- _Reading passage_:

A conservation technology team at WWF-UK has produced a series of best-practice guidelines for three key data collection techniques—camera trapping, passive acoustic monitoring, and remote sensing through Light Detection and Ranging (LiDAR).

The group consulted experts in each method to compile the extensive peer-edited information now freely available through a website and downloadable guidance documents.

Paul Glover-Kapfer, WWF-UK’s Conservation Technology adviser, explained in an email to Mongabay-Wildtech, “We saw a lack of accessible information as one of the primary barriers to the effective use of conservation technologies. Paywall restrictions coupled with the high technical complexity and scattered nature of that information contributed to that barrier, and the downloadable guidelines and website are our attempt to breach it.”

Arunachal macaque caught on camera in Eaglenest Wildlife Sanctuary, India
Arunachal macaque caught on camera in Eaglenest Wildlife Sanctuary, India. Photo credit: Nandini Velho CC 3.0

Online tech basics

The website briefly introduces each technique—acoustic monitoring, camera trapping, or LiDAR—and where and how it is used. It also answers some specific Frequently Asked Questions (FAQs) about how the relevant technology works, how the data are collected and analyzed, and how it compares to similar techniques.

An Assessment for each method takes readers through an interactive series of questions to determine their level of knowledge of the technology and goals for using it in the field. It uses the reader’s answers to provide Instant Advice on deploying the technology to match the project goals, status, and location.

Options for learning about three key data collection techniques--camera trapping, LiDAR, and acoustic monitoring-- on the Conservatioin Technology website.

- _Supplied data_:
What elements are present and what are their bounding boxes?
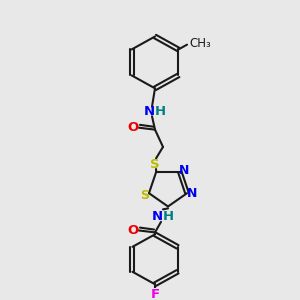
Text: S: S <box>140 189 149 202</box>
Text: O: O <box>128 121 139 134</box>
Text: N: N <box>152 210 163 223</box>
Text: N: N <box>187 187 197 200</box>
Text: F: F <box>150 288 160 300</box>
Text: N: N <box>143 105 155 118</box>
Text: O: O <box>128 224 139 237</box>
Text: CH₃: CH₃ <box>189 37 211 50</box>
Text: N: N <box>178 164 189 177</box>
Text: H: H <box>162 210 174 223</box>
Text: H: H <box>154 105 166 118</box>
Text: S: S <box>150 158 160 171</box>
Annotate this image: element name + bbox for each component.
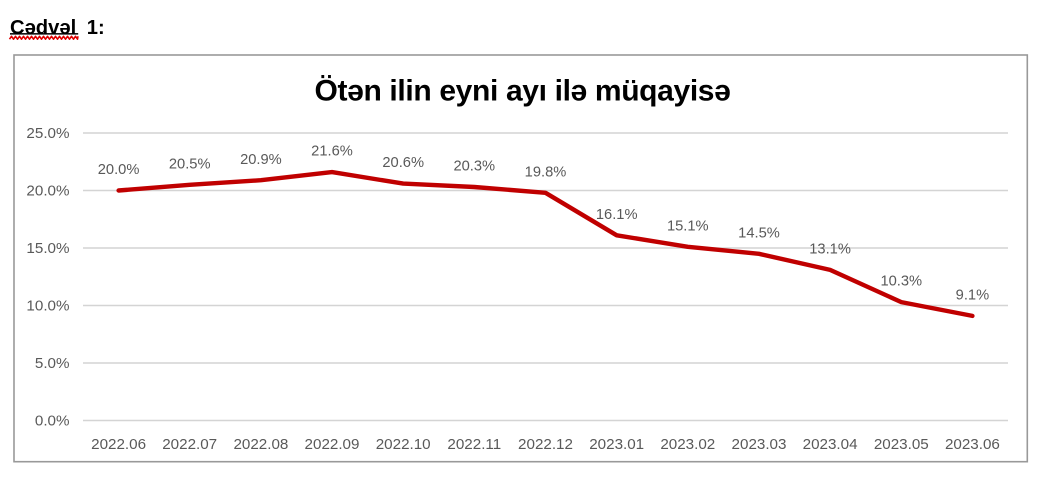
svg-text:19.8%: 19.8%	[525, 164, 567, 180]
svg-text:10.3%: 10.3%	[880, 274, 922, 290]
svg-text:2023.02: 2023.02	[660, 436, 715, 453]
svg-text:15.1%: 15.1%	[667, 218, 709, 234]
svg-text:20.5%: 20.5%	[169, 156, 211, 172]
svg-text:2023.04: 2023.04	[803, 436, 858, 453]
svg-text:14.5%: 14.5%	[738, 225, 780, 241]
svg-text:16.1%: 16.1%	[596, 207, 638, 223]
svg-text:10.0%: 10.0%	[26, 298, 69, 315]
svg-text:2023.01: 2023.01	[589, 436, 644, 453]
svg-text:Cədvəl 1:: Cədvəl 1:	[10, 17, 105, 39]
svg-text:20.6%: 20.6%	[382, 155, 424, 171]
svg-text:25.0%: 25.0%	[26, 125, 69, 142]
svg-text:13.1%: 13.1%	[809, 242, 851, 258]
svg-text:5.0%: 5.0%	[35, 355, 70, 372]
svg-text:20.3%: 20.3%	[453, 159, 495, 175]
svg-text:Ötən ilin eyni ayı ilə müqayis: Ötən ilin eyni ayı ilə müqayisə	[315, 75, 731, 108]
svg-text:0.0%: 0.0%	[35, 413, 70, 430]
svg-text:20.0%: 20.0%	[98, 162, 140, 178]
svg-text:20.0%: 20.0%	[26, 183, 69, 200]
svg-text:9.1%: 9.1%	[956, 288, 989, 304]
svg-text:2023.06: 2023.06	[945, 436, 1000, 453]
svg-text:2022.06: 2022.06	[91, 436, 146, 453]
svg-text:2023.03: 2023.03	[732, 436, 787, 453]
svg-text:20.9%: 20.9%	[240, 152, 282, 168]
svg-text:21.6%: 21.6%	[311, 144, 353, 160]
svg-text:2022.07: 2022.07	[162, 436, 217, 453]
svg-text:2023.05: 2023.05	[874, 436, 929, 453]
svg-text:2022.09: 2022.09	[305, 436, 360, 453]
svg-text:2022.10: 2022.10	[376, 436, 431, 453]
svg-text:2022.08: 2022.08	[233, 436, 288, 453]
svg-text:2022.12: 2022.12	[518, 436, 573, 453]
svg-text:2022.11: 2022.11	[447, 436, 501, 453]
svg-text:15.0%: 15.0%	[26, 240, 69, 257]
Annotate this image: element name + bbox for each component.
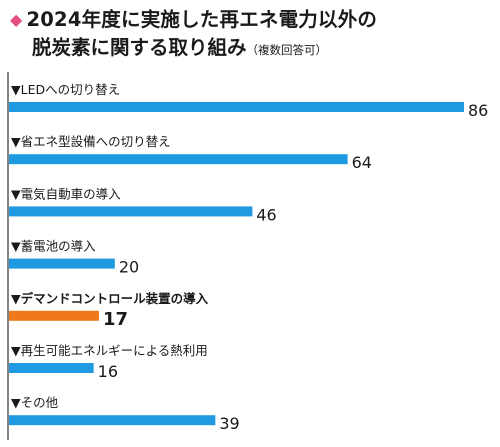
chart-title-continued: 脱炭素に関する取り組み bbox=[32, 36, 247, 59]
value-label: 39 bbox=[219, 414, 239, 433]
category-label: ▼電気自動車の導入 bbox=[11, 186, 121, 201]
value-label: 46 bbox=[256, 205, 276, 224]
chart-subtitle: （複数回答可） bbox=[246, 43, 328, 57]
bar bbox=[9, 154, 348, 165]
bar bbox=[9, 258, 115, 269]
chart-title: 2024年度に実施した再エネ電力以外の bbox=[26, 8, 378, 31]
bar bbox=[9, 363, 94, 373]
category-label: ▼LEDへの切り替え bbox=[11, 82, 120, 97]
value-label: 64 bbox=[352, 153, 372, 172]
category-label: ▼蓄電池の導入 bbox=[11, 239, 96, 254]
diamond-icon: ◆ bbox=[10, 10, 23, 29]
category-label: ▼その他 bbox=[11, 395, 59, 410]
category-label: ▼デマンドコントロール装置の導入 bbox=[11, 291, 209, 306]
title-block: ◆ 2024年度に実施した再エネ電力以外の 脱炭素に関する取り組み（複数回答可） bbox=[10, 6, 490, 64]
category-label: ▼省エネ型設備への切り替え bbox=[11, 134, 171, 149]
value-label: 20 bbox=[119, 258, 139, 277]
bar bbox=[9, 206, 253, 217]
value-label: 17 bbox=[103, 309, 128, 330]
bar bbox=[9, 310, 99, 321]
bar bbox=[9, 102, 464, 112]
category-label: ▼再生可能エネルギーによる熱利用 bbox=[11, 343, 208, 358]
title-line-1: ◆ 2024年度に実施した再エネ電力以外の bbox=[10, 6, 490, 34]
title-line-2: 脱炭素に関する取り組み（複数回答可） bbox=[10, 34, 490, 64]
bar bbox=[9, 415, 216, 426]
value-label: 16 bbox=[98, 362, 118, 381]
value-label: 86 bbox=[468, 101, 488, 120]
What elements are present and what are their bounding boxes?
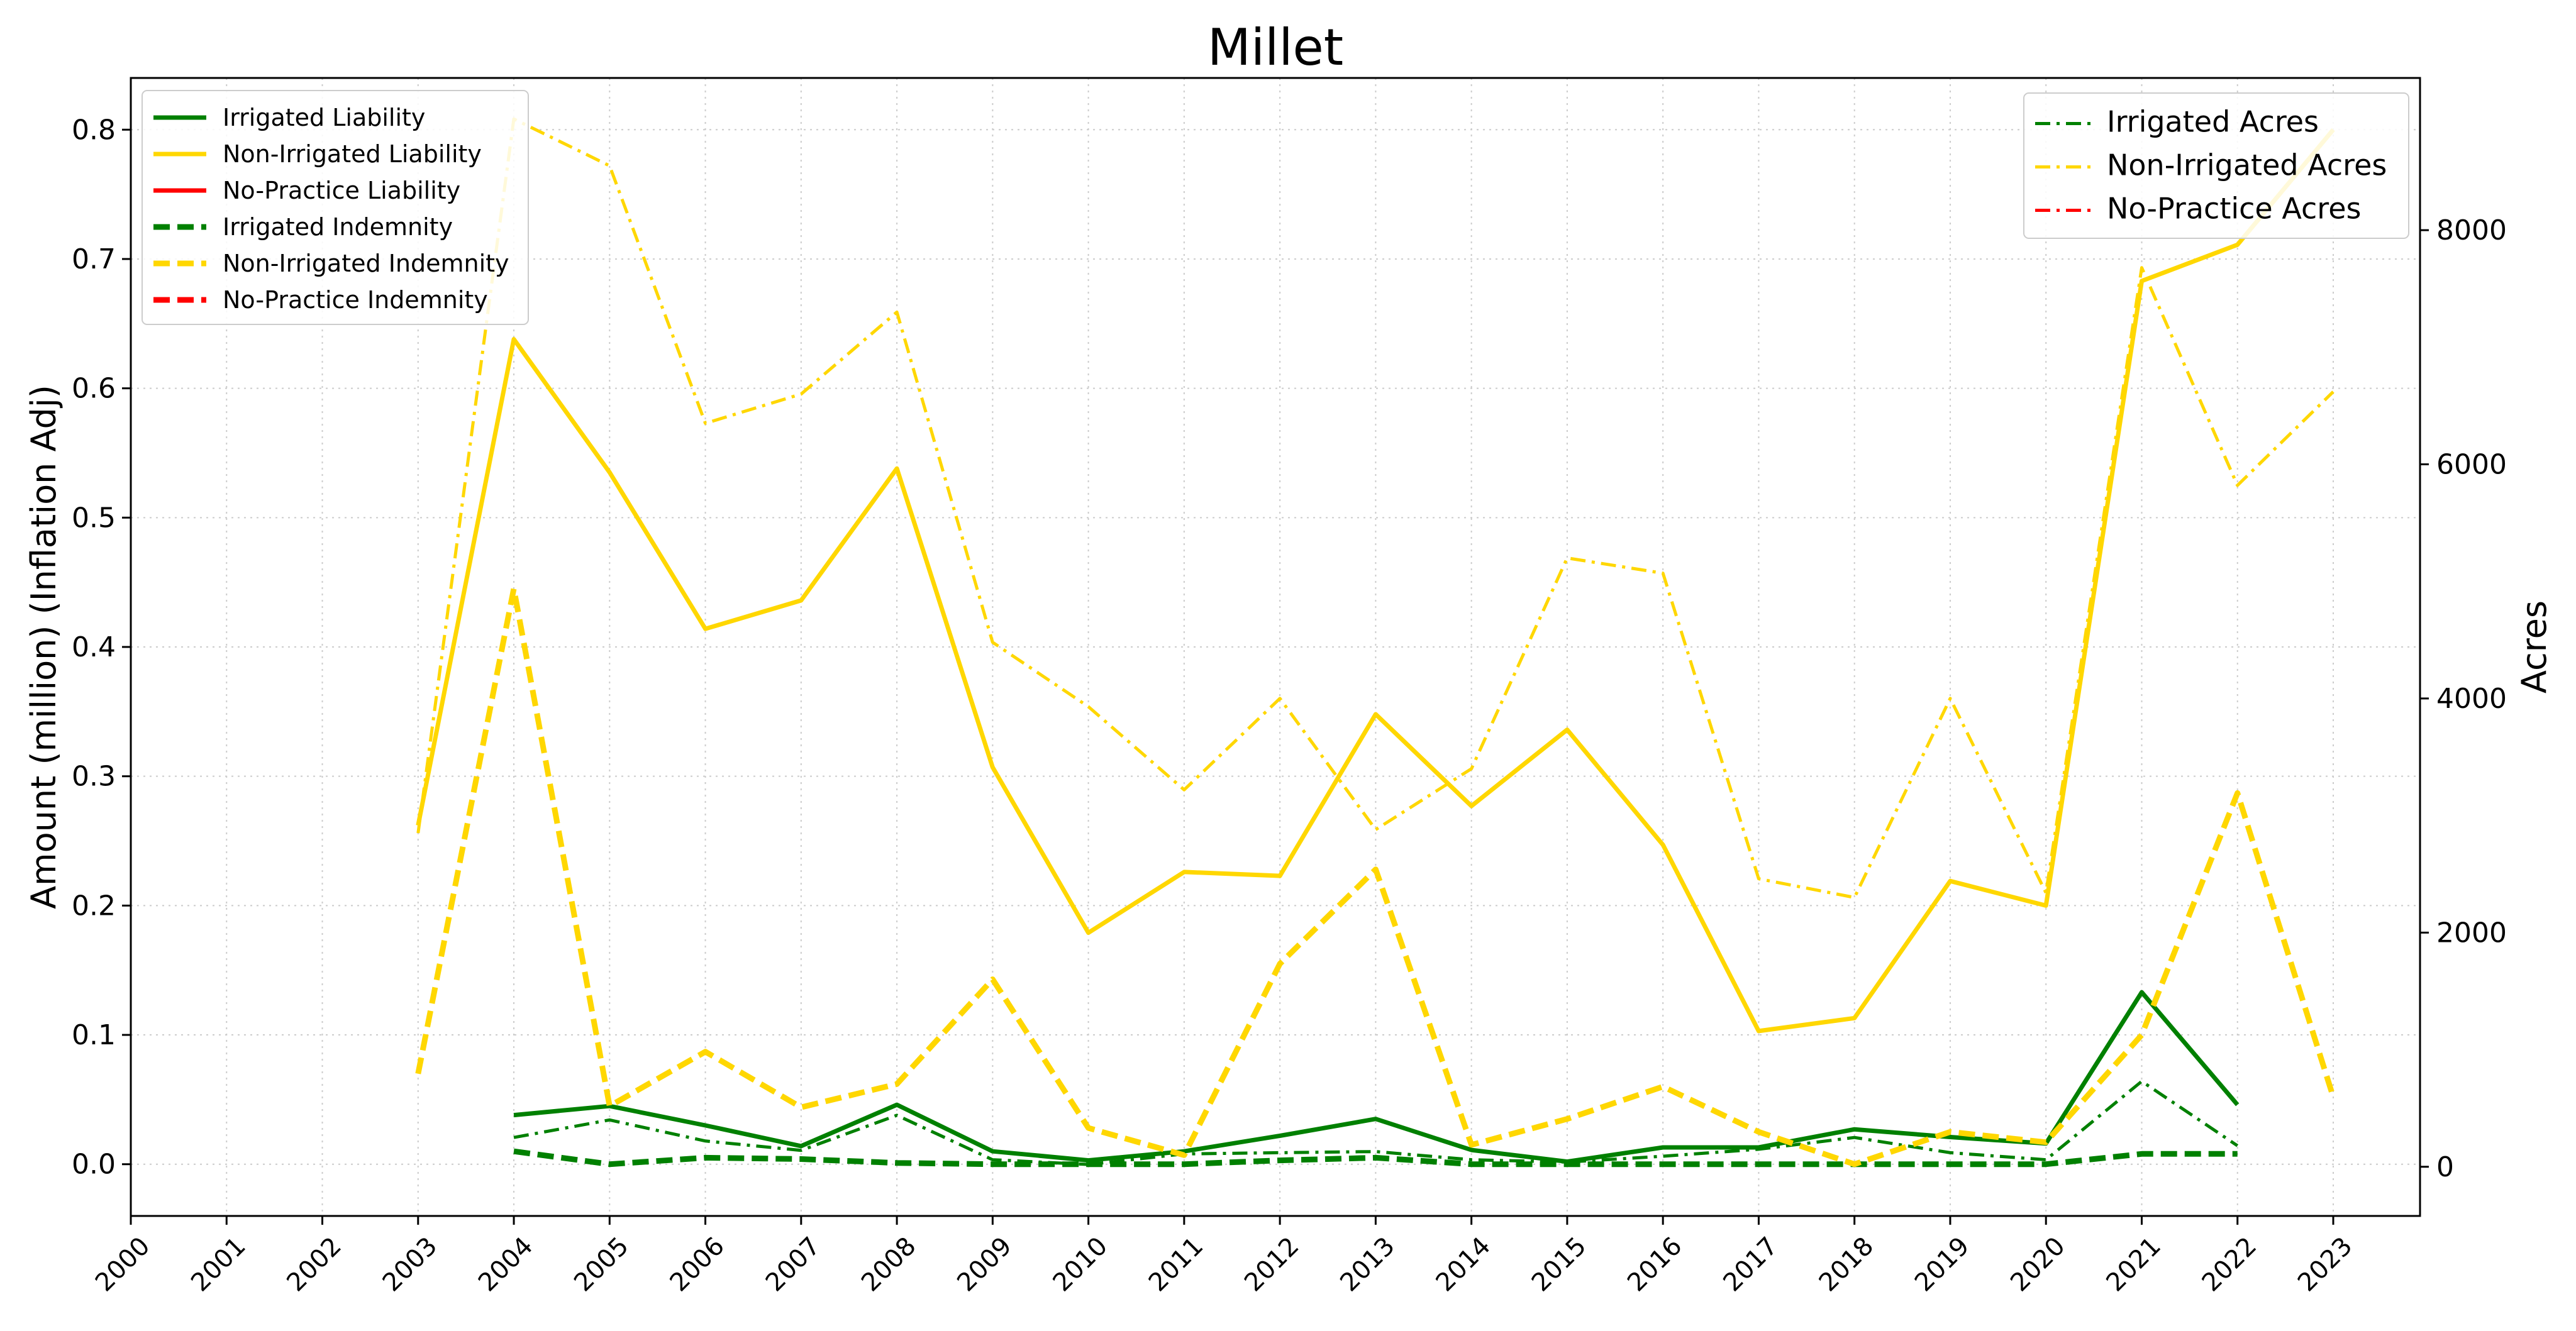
y-tick-label: 0.6 (72, 373, 116, 405)
y2-tick-label: 2000 (2436, 917, 2507, 949)
y-tick-label: 0.0 (72, 1149, 116, 1181)
y-tick-label: 0.1 (72, 1019, 116, 1051)
y-tick-label: 0.5 (72, 502, 116, 534)
legend-entry-label: Non-Irrigated Indemnity (223, 250, 509, 277)
series-line-non-irrigated-indemnity (415, 585, 2336, 1168)
legend-entry-label: No-Practice Acres (2107, 192, 2361, 226)
amount-series-group (415, 128, 2336, 1168)
series-line-non-irrigated-liability (416, 128, 2335, 1034)
series-line-irrigated-liability (513, 990, 2240, 1164)
y2-tick-label: 0 (2436, 1151, 2454, 1183)
y-tick-label: 0.8 (72, 114, 116, 146)
y2-tick-label: 4000 (2436, 683, 2507, 715)
legend-entry-label: No-Practice Liability (223, 177, 460, 204)
legend-acres: Irrigated Acres Non-Irrigated Acres No-Pra… (2023, 92, 2409, 239)
acres-series-group (416, 117, 2334, 1166)
y2-tick-label: 8000 (2436, 214, 2507, 246)
series-line-irrigated-indemnity (513, 1148, 2238, 1168)
y-axis-label: Amount (million) (Inflation Adj) (24, 385, 64, 909)
legend-entry-label: Irrigated Indemnity (223, 213, 453, 241)
y-tick-label: 0.2 (72, 890, 116, 922)
y2-tick-label: 6000 (2436, 449, 2507, 481)
legend-entry-label: Irrigated Liability (223, 104, 425, 131)
series-line-non-irrigated-acres (416, 117, 2334, 899)
y-tick-label: 0.7 (72, 243, 116, 275)
series-line-irrigated-acres (513, 1080, 2239, 1166)
y-tick-label: 0.3 (72, 761, 116, 793)
y2-axis-label: Acres (2514, 600, 2554, 693)
legend-entry-label: Irrigated Acres (2107, 105, 2319, 139)
legend-box (2023, 92, 2409, 239)
legend-entry-label: Non-Irrigated Liability (223, 140, 482, 168)
legend-box (142, 90, 529, 325)
chart-title: Millet (1208, 18, 1343, 77)
legend-entry-label: No-Practice Indemnity (223, 286, 488, 314)
legend-amounts: Irrigated Liability Non-Irrigated Liabili… (142, 90, 529, 325)
right-y-axis-ticks: 0 2000 4000 6000 8000 (2420, 214, 2507, 1183)
legend-entry-label: Non-Irrigated Acres (2107, 148, 2387, 182)
left-y-axis-ticks: 0.0 0.1 0.2 0.3 0.4 0.5 0.6 0.7 0.8 (72, 114, 131, 1181)
y-tick-label: 0.4 (72, 631, 116, 663)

- _What needs to be done_: Copy the WWF-UK conservation technology passage again, starting at the words that contain "An Assessment for" and stopping after "Conservatioin Technology website.", and change "Instant Advice" to "Immediate Guidance" throughout.

- _Output for this exercise_:
An Assessment for each method takes readers through an interactive series of questions to determine their level of knowledge of the technology and goals for using it in the field. It uses the reader’s answers to provide Immediate Guidance on deploying the technology to match the project goals, status, and location.

Options for learning about three key data collection techniques--camera trapping, LiDAR, and acoustic monitoring-- on the Conservatioin Technology website.